Go through the listing and pick out each line with the word "管护主体不明等资产管理问题" in it.

** Begin **

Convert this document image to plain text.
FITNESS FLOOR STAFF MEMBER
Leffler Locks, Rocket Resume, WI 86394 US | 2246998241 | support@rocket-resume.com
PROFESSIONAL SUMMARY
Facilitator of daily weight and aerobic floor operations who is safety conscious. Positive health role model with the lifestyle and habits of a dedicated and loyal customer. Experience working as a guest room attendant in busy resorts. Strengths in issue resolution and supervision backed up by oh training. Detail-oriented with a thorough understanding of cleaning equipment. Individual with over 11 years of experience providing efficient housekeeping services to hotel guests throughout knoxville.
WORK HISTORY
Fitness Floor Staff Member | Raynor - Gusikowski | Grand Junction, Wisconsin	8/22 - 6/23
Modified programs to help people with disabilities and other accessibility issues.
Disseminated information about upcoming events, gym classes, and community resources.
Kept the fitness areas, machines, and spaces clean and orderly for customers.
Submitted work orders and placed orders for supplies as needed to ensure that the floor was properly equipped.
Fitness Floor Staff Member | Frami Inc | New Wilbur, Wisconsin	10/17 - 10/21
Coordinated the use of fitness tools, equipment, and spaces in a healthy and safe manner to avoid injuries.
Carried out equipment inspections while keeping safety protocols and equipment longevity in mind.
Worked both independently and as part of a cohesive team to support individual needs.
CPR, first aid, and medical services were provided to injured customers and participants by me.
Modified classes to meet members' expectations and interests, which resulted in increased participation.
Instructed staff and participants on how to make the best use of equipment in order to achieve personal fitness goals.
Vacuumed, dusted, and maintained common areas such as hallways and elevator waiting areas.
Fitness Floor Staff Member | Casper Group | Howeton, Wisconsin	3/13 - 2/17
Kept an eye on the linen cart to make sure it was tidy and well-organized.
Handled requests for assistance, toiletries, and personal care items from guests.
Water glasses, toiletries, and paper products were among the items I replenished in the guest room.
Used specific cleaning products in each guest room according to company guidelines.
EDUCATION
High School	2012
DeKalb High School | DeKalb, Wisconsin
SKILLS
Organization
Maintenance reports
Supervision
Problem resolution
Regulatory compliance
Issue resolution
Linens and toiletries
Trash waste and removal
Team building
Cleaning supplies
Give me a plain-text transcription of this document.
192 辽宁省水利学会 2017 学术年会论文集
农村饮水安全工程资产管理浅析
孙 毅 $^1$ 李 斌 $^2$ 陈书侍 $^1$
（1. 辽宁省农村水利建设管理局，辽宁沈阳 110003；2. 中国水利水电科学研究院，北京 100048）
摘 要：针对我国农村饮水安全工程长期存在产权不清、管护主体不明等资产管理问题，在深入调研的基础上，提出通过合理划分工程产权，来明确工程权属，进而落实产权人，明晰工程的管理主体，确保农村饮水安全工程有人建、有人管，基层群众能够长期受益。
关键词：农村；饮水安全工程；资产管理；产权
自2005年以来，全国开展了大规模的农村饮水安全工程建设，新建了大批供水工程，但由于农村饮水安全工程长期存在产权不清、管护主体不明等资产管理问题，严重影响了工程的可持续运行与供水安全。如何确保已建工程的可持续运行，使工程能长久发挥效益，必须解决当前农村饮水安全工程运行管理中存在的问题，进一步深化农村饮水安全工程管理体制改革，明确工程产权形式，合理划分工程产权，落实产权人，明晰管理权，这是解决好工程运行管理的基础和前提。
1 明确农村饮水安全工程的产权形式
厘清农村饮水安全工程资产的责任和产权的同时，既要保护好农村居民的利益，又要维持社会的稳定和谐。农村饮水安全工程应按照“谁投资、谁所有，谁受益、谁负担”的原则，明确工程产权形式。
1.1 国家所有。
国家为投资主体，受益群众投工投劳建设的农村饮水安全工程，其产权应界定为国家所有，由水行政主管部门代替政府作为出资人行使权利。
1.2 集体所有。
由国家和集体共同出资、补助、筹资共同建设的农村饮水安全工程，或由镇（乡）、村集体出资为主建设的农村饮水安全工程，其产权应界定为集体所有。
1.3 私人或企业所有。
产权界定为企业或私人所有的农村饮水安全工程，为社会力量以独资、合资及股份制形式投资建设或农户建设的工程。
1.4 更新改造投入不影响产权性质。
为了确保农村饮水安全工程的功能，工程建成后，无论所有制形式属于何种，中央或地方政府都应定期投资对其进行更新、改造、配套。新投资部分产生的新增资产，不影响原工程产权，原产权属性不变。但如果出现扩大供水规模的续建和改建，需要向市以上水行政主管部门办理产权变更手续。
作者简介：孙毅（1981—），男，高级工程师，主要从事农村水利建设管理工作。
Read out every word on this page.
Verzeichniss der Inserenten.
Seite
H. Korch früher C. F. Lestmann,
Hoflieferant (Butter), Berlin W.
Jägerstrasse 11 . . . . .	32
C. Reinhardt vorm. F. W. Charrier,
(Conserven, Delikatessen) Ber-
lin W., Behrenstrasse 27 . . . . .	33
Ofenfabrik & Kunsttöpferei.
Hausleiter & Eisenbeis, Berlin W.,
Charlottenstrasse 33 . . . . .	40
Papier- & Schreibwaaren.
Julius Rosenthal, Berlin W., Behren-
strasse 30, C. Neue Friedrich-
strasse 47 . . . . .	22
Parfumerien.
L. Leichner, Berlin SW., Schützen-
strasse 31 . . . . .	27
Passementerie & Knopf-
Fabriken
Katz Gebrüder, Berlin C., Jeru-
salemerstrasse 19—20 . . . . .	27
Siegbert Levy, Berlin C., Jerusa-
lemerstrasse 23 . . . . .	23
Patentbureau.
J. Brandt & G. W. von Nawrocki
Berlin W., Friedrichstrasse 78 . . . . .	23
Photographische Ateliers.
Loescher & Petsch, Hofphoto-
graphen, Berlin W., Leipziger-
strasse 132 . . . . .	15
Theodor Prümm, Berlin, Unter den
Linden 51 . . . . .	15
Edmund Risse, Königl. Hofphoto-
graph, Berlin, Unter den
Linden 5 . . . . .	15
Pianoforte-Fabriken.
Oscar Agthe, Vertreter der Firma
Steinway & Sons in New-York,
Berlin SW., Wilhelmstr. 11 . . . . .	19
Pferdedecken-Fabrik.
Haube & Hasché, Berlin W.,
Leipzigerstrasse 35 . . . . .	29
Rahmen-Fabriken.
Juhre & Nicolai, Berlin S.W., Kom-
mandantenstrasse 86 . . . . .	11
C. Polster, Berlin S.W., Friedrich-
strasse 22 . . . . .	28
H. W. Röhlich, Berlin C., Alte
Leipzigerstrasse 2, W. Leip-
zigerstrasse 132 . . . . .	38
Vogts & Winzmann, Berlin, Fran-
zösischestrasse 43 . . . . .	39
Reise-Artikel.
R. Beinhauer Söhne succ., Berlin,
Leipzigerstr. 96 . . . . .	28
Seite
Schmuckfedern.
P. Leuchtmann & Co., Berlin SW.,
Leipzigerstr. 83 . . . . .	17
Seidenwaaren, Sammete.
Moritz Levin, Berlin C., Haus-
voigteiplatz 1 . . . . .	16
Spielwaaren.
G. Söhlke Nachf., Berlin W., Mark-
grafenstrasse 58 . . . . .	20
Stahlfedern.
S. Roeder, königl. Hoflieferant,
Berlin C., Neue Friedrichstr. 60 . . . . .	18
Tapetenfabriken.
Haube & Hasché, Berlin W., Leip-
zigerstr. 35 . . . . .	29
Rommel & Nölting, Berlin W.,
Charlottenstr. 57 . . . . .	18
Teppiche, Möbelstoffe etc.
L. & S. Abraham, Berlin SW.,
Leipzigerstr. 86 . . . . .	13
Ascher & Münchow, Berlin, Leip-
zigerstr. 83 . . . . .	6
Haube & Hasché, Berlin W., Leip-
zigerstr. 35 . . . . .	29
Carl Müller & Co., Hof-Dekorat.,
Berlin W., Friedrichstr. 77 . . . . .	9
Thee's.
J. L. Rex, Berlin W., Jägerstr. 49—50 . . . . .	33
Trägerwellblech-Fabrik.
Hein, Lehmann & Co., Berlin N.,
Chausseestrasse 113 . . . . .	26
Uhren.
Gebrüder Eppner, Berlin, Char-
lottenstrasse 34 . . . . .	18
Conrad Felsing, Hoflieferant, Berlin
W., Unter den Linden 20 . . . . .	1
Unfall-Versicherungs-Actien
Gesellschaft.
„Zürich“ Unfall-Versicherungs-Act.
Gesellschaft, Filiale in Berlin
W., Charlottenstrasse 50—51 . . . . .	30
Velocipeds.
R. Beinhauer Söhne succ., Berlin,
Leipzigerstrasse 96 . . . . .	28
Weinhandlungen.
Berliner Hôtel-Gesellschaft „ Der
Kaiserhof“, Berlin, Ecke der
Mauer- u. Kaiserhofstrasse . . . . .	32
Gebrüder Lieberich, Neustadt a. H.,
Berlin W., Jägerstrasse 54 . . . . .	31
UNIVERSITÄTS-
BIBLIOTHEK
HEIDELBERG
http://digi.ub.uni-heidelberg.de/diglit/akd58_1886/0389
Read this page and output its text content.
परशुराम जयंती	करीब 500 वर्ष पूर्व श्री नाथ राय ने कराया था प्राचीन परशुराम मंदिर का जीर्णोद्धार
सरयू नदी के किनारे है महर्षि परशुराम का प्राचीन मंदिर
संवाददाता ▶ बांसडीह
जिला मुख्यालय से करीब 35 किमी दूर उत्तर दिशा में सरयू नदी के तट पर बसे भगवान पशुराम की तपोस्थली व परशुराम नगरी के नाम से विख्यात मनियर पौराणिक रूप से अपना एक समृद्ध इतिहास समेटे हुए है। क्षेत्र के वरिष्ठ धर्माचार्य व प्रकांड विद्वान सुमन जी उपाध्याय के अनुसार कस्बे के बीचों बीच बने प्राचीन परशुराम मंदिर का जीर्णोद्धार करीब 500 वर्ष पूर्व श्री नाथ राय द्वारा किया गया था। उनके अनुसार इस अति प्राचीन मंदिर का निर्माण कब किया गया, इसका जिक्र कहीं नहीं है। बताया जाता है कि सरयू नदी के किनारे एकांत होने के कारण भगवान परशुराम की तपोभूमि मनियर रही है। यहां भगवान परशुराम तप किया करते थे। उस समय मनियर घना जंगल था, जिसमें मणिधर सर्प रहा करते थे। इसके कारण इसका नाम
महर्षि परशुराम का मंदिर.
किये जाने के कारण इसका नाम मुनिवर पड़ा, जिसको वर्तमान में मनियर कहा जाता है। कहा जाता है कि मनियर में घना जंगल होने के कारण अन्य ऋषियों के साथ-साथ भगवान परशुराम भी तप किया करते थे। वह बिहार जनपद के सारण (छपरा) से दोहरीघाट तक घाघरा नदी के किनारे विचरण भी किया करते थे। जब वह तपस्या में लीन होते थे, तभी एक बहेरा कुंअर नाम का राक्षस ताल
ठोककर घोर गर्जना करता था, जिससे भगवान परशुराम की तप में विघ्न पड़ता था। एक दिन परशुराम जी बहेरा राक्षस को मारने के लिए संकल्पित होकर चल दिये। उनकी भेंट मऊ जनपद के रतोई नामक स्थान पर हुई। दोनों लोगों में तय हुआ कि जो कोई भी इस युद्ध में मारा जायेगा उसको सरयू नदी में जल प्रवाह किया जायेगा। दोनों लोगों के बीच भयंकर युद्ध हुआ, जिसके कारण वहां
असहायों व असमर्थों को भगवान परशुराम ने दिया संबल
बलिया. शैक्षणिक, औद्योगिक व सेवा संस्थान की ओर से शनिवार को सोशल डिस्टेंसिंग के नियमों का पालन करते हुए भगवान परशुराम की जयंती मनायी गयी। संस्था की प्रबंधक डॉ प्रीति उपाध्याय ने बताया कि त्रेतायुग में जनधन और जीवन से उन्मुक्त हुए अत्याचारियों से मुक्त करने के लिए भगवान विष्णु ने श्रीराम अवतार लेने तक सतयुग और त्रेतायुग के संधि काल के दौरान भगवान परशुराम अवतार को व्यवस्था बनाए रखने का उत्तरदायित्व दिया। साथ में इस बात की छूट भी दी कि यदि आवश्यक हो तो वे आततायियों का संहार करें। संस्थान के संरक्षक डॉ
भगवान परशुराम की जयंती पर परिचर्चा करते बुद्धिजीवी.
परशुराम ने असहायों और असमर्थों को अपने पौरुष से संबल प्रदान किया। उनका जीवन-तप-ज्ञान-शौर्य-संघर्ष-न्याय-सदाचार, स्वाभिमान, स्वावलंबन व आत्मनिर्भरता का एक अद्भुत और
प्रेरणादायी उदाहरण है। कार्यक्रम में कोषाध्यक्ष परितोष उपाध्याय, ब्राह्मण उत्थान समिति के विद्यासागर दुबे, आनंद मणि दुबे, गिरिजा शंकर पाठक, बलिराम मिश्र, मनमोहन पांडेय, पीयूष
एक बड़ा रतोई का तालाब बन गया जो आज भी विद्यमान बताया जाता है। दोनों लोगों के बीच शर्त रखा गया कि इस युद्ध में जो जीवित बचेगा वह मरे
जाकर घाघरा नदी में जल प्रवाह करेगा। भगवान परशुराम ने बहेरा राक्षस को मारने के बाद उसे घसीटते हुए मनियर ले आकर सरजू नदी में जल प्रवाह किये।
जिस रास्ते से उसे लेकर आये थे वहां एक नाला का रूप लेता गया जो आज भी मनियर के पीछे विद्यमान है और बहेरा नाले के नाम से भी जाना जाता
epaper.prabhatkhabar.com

** End **

- Reply -
摘 要：针对我国农村饮水安全工程长期存在产权不清、管护主体不明等资产管理问题，在深入调研的基础上，提出通过合理划分工程产权，来明确工程权属，进而落实产权人，明晰工程的管理主体，确保农村饮水安全工程有人建、有人管，基层群众能够长期受益。
自2005年以来，全国开展了大规模的农村饮水安全工程建设，新建了大批供水工程，但由于农村饮水安全工程长期存在产权不清、管护主体不明等资产管理问题，严重影响了工程的可持续运行与供水安全。如何确保已建工程的可持续运行，使工程能长久发挥效益，必须解决当前农村饮水安全工程运行管理中存在的问题，进一步深化农村饮水安全工程管理体制改革，明确工程产权形式，合理划分工程产权，落实产权人，明晰管理权，这是解决好工程运行管理的基础和前提。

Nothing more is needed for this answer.